TASK DETAILS => Skip the pictures and quote all of the lines exactly.

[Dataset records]

◆ ◆ ◆

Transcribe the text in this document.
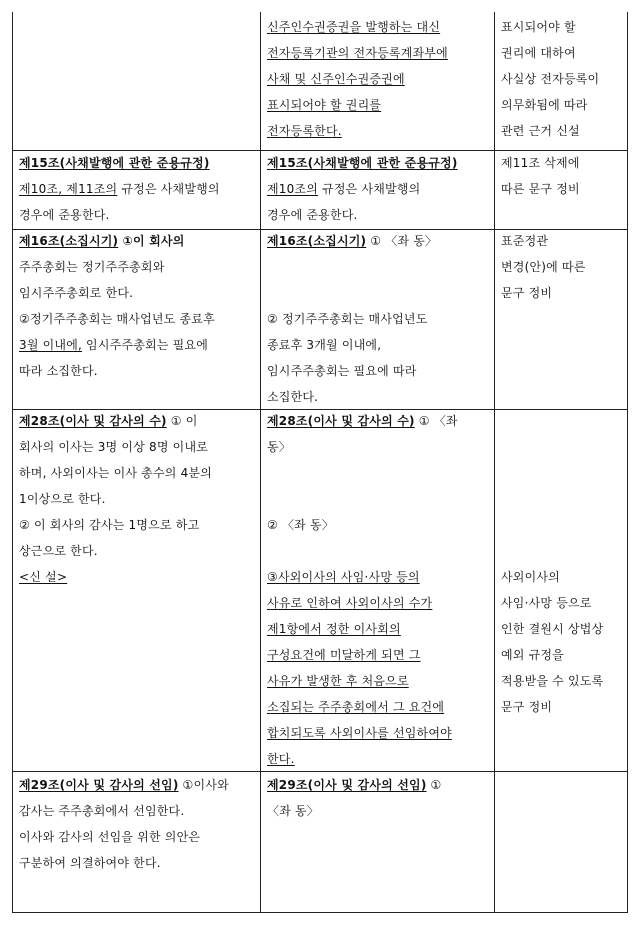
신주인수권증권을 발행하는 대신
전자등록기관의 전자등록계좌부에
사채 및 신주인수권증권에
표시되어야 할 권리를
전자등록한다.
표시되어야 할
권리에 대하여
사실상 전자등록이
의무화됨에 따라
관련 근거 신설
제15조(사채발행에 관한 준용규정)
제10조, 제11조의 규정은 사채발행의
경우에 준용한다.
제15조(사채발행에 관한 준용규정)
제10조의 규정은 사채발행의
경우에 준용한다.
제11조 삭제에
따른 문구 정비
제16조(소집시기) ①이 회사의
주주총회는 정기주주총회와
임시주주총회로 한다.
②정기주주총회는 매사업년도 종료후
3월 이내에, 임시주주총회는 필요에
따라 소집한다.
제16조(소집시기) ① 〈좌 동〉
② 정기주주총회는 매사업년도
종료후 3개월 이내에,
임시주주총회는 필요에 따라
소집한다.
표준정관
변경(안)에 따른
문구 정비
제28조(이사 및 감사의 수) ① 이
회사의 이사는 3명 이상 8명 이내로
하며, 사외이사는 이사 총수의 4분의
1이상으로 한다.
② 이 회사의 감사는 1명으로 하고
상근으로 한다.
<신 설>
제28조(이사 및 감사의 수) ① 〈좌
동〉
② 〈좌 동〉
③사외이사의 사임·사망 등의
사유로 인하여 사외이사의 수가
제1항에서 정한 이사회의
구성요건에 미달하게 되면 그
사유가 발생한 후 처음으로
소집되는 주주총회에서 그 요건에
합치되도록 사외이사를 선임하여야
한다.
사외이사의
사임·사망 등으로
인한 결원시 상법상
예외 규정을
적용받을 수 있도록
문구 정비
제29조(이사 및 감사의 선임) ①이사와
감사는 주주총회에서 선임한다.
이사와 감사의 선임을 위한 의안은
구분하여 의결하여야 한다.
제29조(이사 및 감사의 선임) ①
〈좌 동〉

◆ ◆ ◆

EXERCISE SOLUTION =>
Transcribe the text in this document.
신주인수권증권을 발행하는 대신
전자등록기관의 전자등록계좌부에
사채 및 신주인수권증권에
표시되어야 할 권리를
전자등록한다.
표시되어야 할
권리에 대하여
사실상 전자등록이
의무화됨에 따라
관련 근거 신설
제15조(사채발행에 관한 준용규정)
제10조, 제11조의 규정은 사채발행의
경우에 준용한다.
제15조(사채발행에 관한 준용규정)
제10조의 규정은 사채발행의
경우에 준용한다.
제11조 삭제에
따른 문구 정비
제16조(소집시기) ①이 회사의
주주총회는 정기주주총회와
임시주주총회로 한다.
②정기주주총회는 매사업년도 종료후
3월 이내에, 임시주주총회는 필요에
따라 소집한다.
제16조(소집시기) ① 〈좌 동〉
② 정기주주총회는 매사업년도
종료후 3개월 이내에,
임시주주총회는 필요에 따라
소집한다.
표준정관
변경(안)에 따른
문구 정비
제28조(이사 및 감사의 수) ① 이
회사의 이사는 3명 이상 8명 이내로
하며, 사외이사는 이사 총수의 4분의
1이상으로 한다.
② 이 회사의 감사는 1명으로 하고
상근으로 한다.
<신 설>
제28조(이사 및 감사의 수) ① 〈좌
동〉
② 〈좌 동〉
③사외이사의 사임·사망 등의
사유로 인하여 사외이사의 수가
제1항에서 정한 이사회의
구성요건에 미달하게 되면 그
사유가 발생한 후 처음으로
소집되는 주주총회에서 그 요건에
합치되도록 사외이사를 선임하여야
한다.
사외이사의
사임·사망 등으로
인한 결원시 상법상
예외 규정을
적용받을 수 있도록
문구 정비
제29조(이사 및 감사의 선임) ①이사와
감사는 주주총회에서 선임한다.
이사와 감사의 선임을 위한 의안은
구분하여 의결하여야 한다.
제29조(이사 및 감사의 선임) ①
〈좌 동〉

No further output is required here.